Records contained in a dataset

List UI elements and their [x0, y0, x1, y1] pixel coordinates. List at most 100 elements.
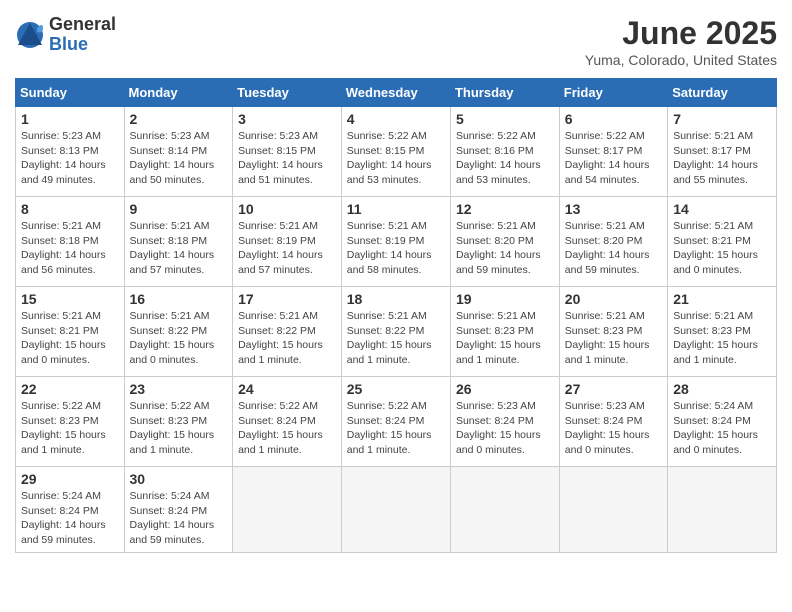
day-number: 29 [21, 471, 119, 487]
header-day-saturday: Saturday [668, 79, 777, 107]
calendar-cell [668, 467, 777, 553]
calendar-cell: 29 Sunrise: 5:24 AMSunset: 8:24 PMDayligh… [16, 467, 125, 553]
day-number: 17 [238, 291, 336, 307]
day-info: Sunrise: 5:21 AMSunset: 8:19 PMDaylight:… [238, 219, 336, 278]
calendar-cell: 18Sunrise: 5:21 AMSunset: 8:22 PMDayligh… [341, 287, 450, 377]
calendar-cell: 28 Sunrise: 5:24 AMSunset: 8:24 PMDayligh… [668, 377, 777, 467]
calendar-cell: 11 Sunrise: 5:21 AMSunset: 8:19 PMDayligh… [341, 197, 450, 287]
day-number: 22 [21, 381, 119, 397]
header-day-sunday: Sunday [16, 79, 125, 107]
calendar-cell: 22 Sunrise: 5:22 AMSunset: 8:23 PMDayligh… [16, 377, 125, 467]
day-info: Sunrise: 5:21 AMSunset: 8:21 PMDaylight:… [673, 219, 771, 278]
day-info: Sunrise: 5:21 AMSunset: 8:18 PMDaylight:… [130, 219, 228, 278]
day-info: Sunrise: 5:23 AMSunset: 8:13 PMDaylight:… [21, 129, 119, 188]
calendar-cell: 1 Sunrise: 5:23 AMSunset: 8:13 PMDaylight… [16, 107, 125, 197]
calendar-cell: 4 Sunrise: 5:22 AMSunset: 8:15 PMDaylight… [341, 107, 450, 197]
day-info: Sunrise: 5:22 AMSunset: 8:23 PMDaylight:… [130, 399, 228, 458]
calendar-cell: 30 Sunrise: 5:24 AMSunset: 8:24 PMDayligh… [124, 467, 233, 553]
day-number: 20 [565, 291, 662, 307]
day-number: 28 [673, 381, 771, 397]
day-info: Sunrise: 5:21 AMSunset: 8:19 PMDaylight:… [347, 219, 445, 278]
day-number: 1 [21, 111, 119, 127]
day-info: Sunrise: 5:22 AMSunset: 8:16 PMDaylight:… [456, 129, 554, 188]
month-title: June 2025 [585, 15, 777, 52]
header-day-wednesday: Wednesday [341, 79, 450, 107]
day-number: 9 [130, 201, 228, 217]
location-title: Yuma, Colorado, United States [585, 52, 777, 68]
logo-general: General [49, 15, 116, 35]
day-info: Sunrise: 5:23 AMSunset: 8:24 PMDaylight:… [456, 399, 554, 458]
calendar-cell: 14 Sunrise: 5:21 AMSunset: 8:21 PMDayligh… [668, 197, 777, 287]
day-info: Sunrise: 5:21 AMSunset: 8:23 PMDaylight:… [456, 309, 554, 368]
day-number: 12 [456, 201, 554, 217]
calendar-table: SundayMondayTuesdayWednesdayThursdayFrid… [15, 78, 777, 553]
day-info: Sunrise: 5:22 AMSunset: 8:23 PMDaylight:… [21, 399, 119, 458]
day-info: Sunrise: 5:22 AMSunset: 8:24 PMDaylight:… [238, 399, 336, 458]
day-number: 16 [130, 291, 228, 307]
header: General Blue June 2025 Yuma, Colorado, U… [15, 15, 777, 68]
calendar-cell: 10Sunrise: 5:21 AMSunset: 8:19 PMDayligh… [233, 197, 342, 287]
calendar-cell: 3 Sunrise: 5:23 AMSunset: 8:15 PMDaylight… [233, 107, 342, 197]
day-info: Sunrise: 5:22 AMSunset: 8:15 PMDaylight:… [347, 129, 445, 188]
day-number: 11 [347, 201, 445, 217]
logo-blue: Blue [49, 35, 116, 55]
day-number: 7 [673, 111, 771, 127]
day-number: 19 [456, 291, 554, 307]
calendar-cell: 7 Sunrise: 5:21 AMSunset: 8:17 PMDaylight… [668, 107, 777, 197]
day-number: 5 [456, 111, 554, 127]
header-day-friday: Friday [559, 79, 667, 107]
calendar-cell: 5 Sunrise: 5:22 AMSunset: 8:16 PMDaylight… [450, 107, 559, 197]
day-number: 30 [130, 471, 228, 487]
week-row-5: 29 Sunrise: 5:24 AMSunset: 8:24 PMDayligh… [16, 467, 777, 553]
calendar-cell: 25 Sunrise: 5:22 AMSunset: 8:24 PMDayligh… [341, 377, 450, 467]
header-day-monday: Monday [124, 79, 233, 107]
day-number: 26 [456, 381, 554, 397]
calendar-cell: 27Sunrise: 5:23 AMSunset: 8:24 PMDayligh… [559, 377, 667, 467]
header-row: SundayMondayTuesdayWednesdayThursdayFrid… [16, 79, 777, 107]
calendar-cell: 26 Sunrise: 5:23 AMSunset: 8:24 PMDayligh… [450, 377, 559, 467]
day-info: Sunrise: 5:21 AMSunset: 8:20 PMDaylight:… [456, 219, 554, 278]
day-info: Sunrise: 5:24 AMSunset: 8:24 PMDaylight:… [673, 399, 771, 458]
day-info: Sunrise: 5:21 AMSunset: 8:22 PMDaylight:… [130, 309, 228, 368]
day-number: 18 [347, 291, 445, 307]
calendar-cell [450, 467, 559, 553]
calendar-cell: 24 Sunrise: 5:22 AMSunset: 8:24 PMDayligh… [233, 377, 342, 467]
day-info: Sunrise: 5:24 AMSunset: 8:24 PMDaylight:… [21, 489, 119, 548]
calendar-cell: 12 Sunrise: 5:21 AMSunset: 8:20 PMDayligh… [450, 197, 559, 287]
week-row-2: 8 Sunrise: 5:21 AMSunset: 8:18 PMDaylight… [16, 197, 777, 287]
week-row-4: 22 Sunrise: 5:22 AMSunset: 8:23 PMDayligh… [16, 377, 777, 467]
day-info: Sunrise: 5:21 AMSunset: 8:17 PMDaylight:… [673, 129, 771, 188]
calendar-cell [559, 467, 667, 553]
header-day-thursday: Thursday [450, 79, 559, 107]
calendar-cell: 21 Sunrise: 5:21 AMSunset: 8:23 PMDayligh… [668, 287, 777, 377]
day-number: 13 [565, 201, 662, 217]
calendar-cell: 8Sunrise: 5:21 AMSunset: 8:18 PMDaylight… [16, 197, 125, 287]
calendar-cell: 9 Sunrise: 5:21 AMSunset: 8:18 PMDaylight… [124, 197, 233, 287]
calendar-cell: 19 Sunrise: 5:21 AMSunset: 8:23 PMDayligh… [450, 287, 559, 377]
day-number: 24 [238, 381, 336, 397]
day-info: Sunrise: 5:21 AMSunset: 8:23 PMDaylight:… [565, 309, 662, 368]
day-number: 4 [347, 111, 445, 127]
calendar-cell: 13 Sunrise: 5:21 AMSunset: 8:20 PMDayligh… [559, 197, 667, 287]
day-number: 21 [673, 291, 771, 307]
calendar-cell: 2Sunrise: 5:23 AMSunset: 8:14 PMDaylight… [124, 107, 233, 197]
calendar-cell: 16 Sunrise: 5:21 AMSunset: 8:22 PMDayligh… [124, 287, 233, 377]
day-info: Sunrise: 5:22 AMSunset: 8:24 PMDaylight:… [347, 399, 445, 458]
logo-text: General Blue [49, 15, 116, 55]
calendar-cell: 15Sunrise: 5:21 AMSunset: 8:21 PMDayligh… [16, 287, 125, 377]
calendar-cell: 17Sunrise: 5:21 AMSunset: 8:22 PMDayligh… [233, 287, 342, 377]
day-info: Sunrise: 5:21 AMSunset: 8:21 PMDaylight:… [21, 309, 119, 368]
day-number: 2 [130, 111, 228, 127]
day-number: 3 [238, 111, 336, 127]
day-number: 8 [21, 201, 119, 217]
day-number: 23 [130, 381, 228, 397]
day-info: Sunrise: 5:21 AMSunset: 8:23 PMDaylight:… [673, 309, 771, 368]
day-number: 14 [673, 201, 771, 217]
day-info: Sunrise: 5:24 AMSunset: 8:24 PMDaylight:… [130, 489, 228, 548]
day-info: Sunrise: 5:23 AMSunset: 8:15 PMDaylight:… [238, 129, 336, 188]
day-number: 25 [347, 381, 445, 397]
day-info: Sunrise: 5:22 AMSunset: 8:17 PMDaylight:… [565, 129, 662, 188]
logo: General Blue [15, 15, 116, 55]
day-info: Sunrise: 5:21 AMSunset: 8:20 PMDaylight:… [565, 219, 662, 278]
day-number: 27 [565, 381, 662, 397]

* [Written exercise]
Edit the records from the line with "day-number: 29 [21, 471, 119, 487]" through the line with "header-day-sunday: Sunday [16, 79, 125, 107]". Change "day-number" to "date-number" and leave everything else as it is.

* [Answer to the problem]
date-number: 29 [21, 471, 119, 487]
header-day-saturday: Saturday [668, 79, 777, 107]
calendar-cell [668, 467, 777, 553]
calendar-cell: 29 Sunrise: 5:24 AMSunset: 8:24 PMDayligh… [16, 467, 125, 553]
date-number: 17 [238, 291, 336, 307]
day-info: Sunrise: 5:21 AMSunset: 8:19 PMDaylight:… [238, 219, 336, 278]
calendar-cell: 18Sunrise: 5:21 AMSunset: 8:22 PMDayligh… [341, 287, 450, 377]
calendar-cell: 28 Sunrise: 5:24 AMSunset: 8:24 PMDayligh… [668, 377, 777, 467]
calendar-cell: 11 Sunrise: 5:21 AMSunset: 8:19 PMDayligh… [341, 197, 450, 287]
date-number: 22 [21, 381, 119, 397]
header-day-sunday: Sunday [16, 79, 125, 107]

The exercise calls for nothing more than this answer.